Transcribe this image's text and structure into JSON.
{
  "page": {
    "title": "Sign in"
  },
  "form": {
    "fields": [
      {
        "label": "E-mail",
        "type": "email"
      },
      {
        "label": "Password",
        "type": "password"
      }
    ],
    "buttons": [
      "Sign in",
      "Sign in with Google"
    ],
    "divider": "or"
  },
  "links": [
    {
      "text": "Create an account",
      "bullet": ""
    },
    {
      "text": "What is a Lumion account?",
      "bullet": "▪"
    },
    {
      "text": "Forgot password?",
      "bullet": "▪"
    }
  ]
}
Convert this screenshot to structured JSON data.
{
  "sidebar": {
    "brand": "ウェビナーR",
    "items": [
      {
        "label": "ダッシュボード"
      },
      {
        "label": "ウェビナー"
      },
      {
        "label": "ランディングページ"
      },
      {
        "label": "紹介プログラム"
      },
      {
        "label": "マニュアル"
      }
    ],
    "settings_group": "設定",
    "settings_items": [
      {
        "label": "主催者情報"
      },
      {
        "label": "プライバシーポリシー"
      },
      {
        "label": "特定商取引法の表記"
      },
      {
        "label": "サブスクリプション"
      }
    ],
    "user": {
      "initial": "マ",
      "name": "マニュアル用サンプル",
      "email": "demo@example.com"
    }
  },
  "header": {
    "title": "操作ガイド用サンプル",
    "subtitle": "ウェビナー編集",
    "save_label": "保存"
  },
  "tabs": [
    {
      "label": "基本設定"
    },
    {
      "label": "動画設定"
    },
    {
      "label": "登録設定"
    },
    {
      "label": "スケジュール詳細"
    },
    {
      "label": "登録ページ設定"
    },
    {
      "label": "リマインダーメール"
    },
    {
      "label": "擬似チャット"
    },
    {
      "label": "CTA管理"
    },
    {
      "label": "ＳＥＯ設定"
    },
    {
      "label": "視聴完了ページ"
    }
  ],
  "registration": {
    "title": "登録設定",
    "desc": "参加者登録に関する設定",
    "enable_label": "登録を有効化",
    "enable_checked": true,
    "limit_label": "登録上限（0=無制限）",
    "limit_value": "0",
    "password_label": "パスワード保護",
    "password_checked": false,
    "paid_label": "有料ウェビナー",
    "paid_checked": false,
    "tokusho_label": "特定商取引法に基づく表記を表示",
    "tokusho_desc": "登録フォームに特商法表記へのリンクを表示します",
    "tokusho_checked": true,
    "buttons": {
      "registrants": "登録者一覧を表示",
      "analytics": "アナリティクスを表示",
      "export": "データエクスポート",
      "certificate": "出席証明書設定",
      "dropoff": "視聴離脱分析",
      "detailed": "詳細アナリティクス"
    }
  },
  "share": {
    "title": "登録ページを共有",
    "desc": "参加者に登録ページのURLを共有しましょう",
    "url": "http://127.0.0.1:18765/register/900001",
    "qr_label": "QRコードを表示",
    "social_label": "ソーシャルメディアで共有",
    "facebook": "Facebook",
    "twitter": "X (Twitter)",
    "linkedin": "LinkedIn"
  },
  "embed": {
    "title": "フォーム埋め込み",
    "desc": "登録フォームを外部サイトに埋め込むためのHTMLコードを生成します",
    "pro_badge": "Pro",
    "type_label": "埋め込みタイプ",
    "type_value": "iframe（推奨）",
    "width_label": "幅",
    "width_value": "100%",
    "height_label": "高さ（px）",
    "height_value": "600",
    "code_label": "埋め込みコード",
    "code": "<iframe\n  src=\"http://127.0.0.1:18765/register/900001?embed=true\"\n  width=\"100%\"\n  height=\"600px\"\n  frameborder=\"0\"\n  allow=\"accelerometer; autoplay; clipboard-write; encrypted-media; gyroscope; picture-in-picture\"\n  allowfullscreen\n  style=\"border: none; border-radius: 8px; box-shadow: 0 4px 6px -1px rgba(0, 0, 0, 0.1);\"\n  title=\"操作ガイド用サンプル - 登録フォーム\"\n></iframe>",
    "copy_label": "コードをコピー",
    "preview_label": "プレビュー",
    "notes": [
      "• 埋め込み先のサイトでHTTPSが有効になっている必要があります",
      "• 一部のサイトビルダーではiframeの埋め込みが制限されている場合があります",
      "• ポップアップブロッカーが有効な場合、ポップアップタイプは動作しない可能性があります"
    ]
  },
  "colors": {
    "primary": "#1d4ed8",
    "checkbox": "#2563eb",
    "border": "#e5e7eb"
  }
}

# GIVEN EXERCISE:
Repeat the data exactly. Leave nothing out.

# TASK RESPONSE:
Transcribe this image's text and structure into JSON.
{
  "page": {
    "title": "Sign in"
  },
  "form": {
    "fields": [
      {
        "label": "E-mail",
        "type": "email"
      },
      {
        "label": "Password",
        "type": "password"
      }
    ],
    "buttons": [
      "Sign in",
      "Sign in with Google"
    ],
    "divider": "or"
  },
  "links": [
    {
      "text": "Create an account",
      "bullet": ""
    },
    {
      "text": "What is a Lumion account?",
      "bullet": "▪"
    },
    {
      "text": "Forgot password?",
      "bullet": "▪"
    }
  ]
}
Convert this screenshot to structured JSON data.
{
  "sidebar": {
    "brand": "ウェビナーR",
    "items": [
      {
        "label": "ダッシュボード"
      },
      {
        "label": "ウェビナー"
      },
      {
        "label": "ランディングページ"
      },
      {
        "label": "紹介プログラム"
      },
      {
        "label": "マニュアル"
      }
    ],
    "settings_group": "設定",
    "settings_items": [
      {
        "label": "主催者情報"
      },
      {
        "label": "プライバシーポリシー"
      },
      {
        "label": "特定商取引法の表記"
      },
      {
        "label": "サブスクリプション"
      }
    ],
    "user": {
      "initial": "マ",
      "name": "マニュアル用サンプル",
      "email": "demo@example.com"
    }
  },
  "header": {
    "title": "操作ガイド用サンプル",
    "subtitle": "ウェビナー編集",
    "save_label": "保存"
  },
  "tabs": [
    {
      "label": "基本設定"
    },
    {
      "label": "動画設定"
    },
    {
      "label": "登録設定"
    },
    {
      "label": "スケジュール詳細"
    },
    {
      "label": "登録ページ設定"
    },
    {
      "label": "リマインダーメール"
    },
    {
      "label": "擬似チャット"
    },
    {
      "label": "CTA管理"
    },
    {
      "label": "ＳＥＯ設定"
    },
    {
      "label": "視聴完了ページ"
    }
  ],
  "registration": {
    "title": "登録設定",
    "desc": "参加者登録に関する設定",
    "enable_label": "登録を有効化",
    "enable_checked": true,
    "limit_label": "登録上限（0=無制限）",
    "limit_value": "0",
    "password_label": "パスワード保護",
    "password_checked": false,
    "paid_label": "有料ウェビナー",
    "paid_checked": false,
    "tokusho_label": "特定商取引法に基づく表記を表示",
    "tokusho_desc": "登録フォームに特商法表記へのリンクを表示します",
    "tokusho_checked": true,
    "buttons": {
      "registrants": "登録者一覧を表示",
      "analytics": "アナリティクスを表示",
      "export": "データエクスポート",
      "certificate": "出席証明書設定",
      "dropoff": "視聴離脱分析",
      "detailed": "詳細アナリティクス"
    }
  },
  "share": {
    "title": "登録ページを共有",
    "desc": "参加者に登録ページのURLを共有しましょう",
    "url": "http://127.0.0.1:18765/register/900001",
    "qr_label": "QRコードを表示",
    "social_label": "ソーシャルメディアで共有",
    "facebook": "Facebook",
    "twitter": "X (Twitter)",
    "linkedin": "LinkedIn"
  },
  "embed": {
    "title": "フォーム埋め込み",
    "desc": "登録フォームを外部サイトに埋め込むためのHTMLコードを生成します",
    "pro_badge": "Pro",
    "type_label": "埋め込みタイプ",
    "type_value": "iframe（推奨）",
    "width_label": "幅",
    "width_value": "100%",
    "height_label": "高さ（px）",
    "height_value": "600",
    "code_label": "埋め込みコード",
    "code": "<iframe\n  src=\"http://127.0.0.1:18765/register/900001?embed=true\"\n  width=\"100%\"\n  height=\"600px\"\n  frameborder=\"0\"\n  allow=\"accelerometer; autoplay; clipboard-write; encrypted-media; gyroscope; picture-in-picture\"\n  allowfullscreen\n  style=\"border: none; border-radius: 8px; box-shadow: 0 4px 6px -1px rgba(0, 0, 0, 0.1);\"\n  title=\"操作ガイド用サンプル - 登録フォーム\"\n></iframe>",
    "copy_label": "コードをコピー",
    "preview_label": "プレビュー",
    "notes": [
      "• 埋め込み先のサイトでHTTPSが有効になっている必要があります",
      "• 一部のサイトビルダーではiframeの埋め込みが制限されている場合があります",
      "• ポップアップブロッカーが有効な場合、ポップアップタイプは動作しない可能性があります"
    ]
  },
  "colors": {
    "primary": "#1d4ed8",
    "checkbox": "#2563eb",
    "border": "#e5e7eb"
  }
}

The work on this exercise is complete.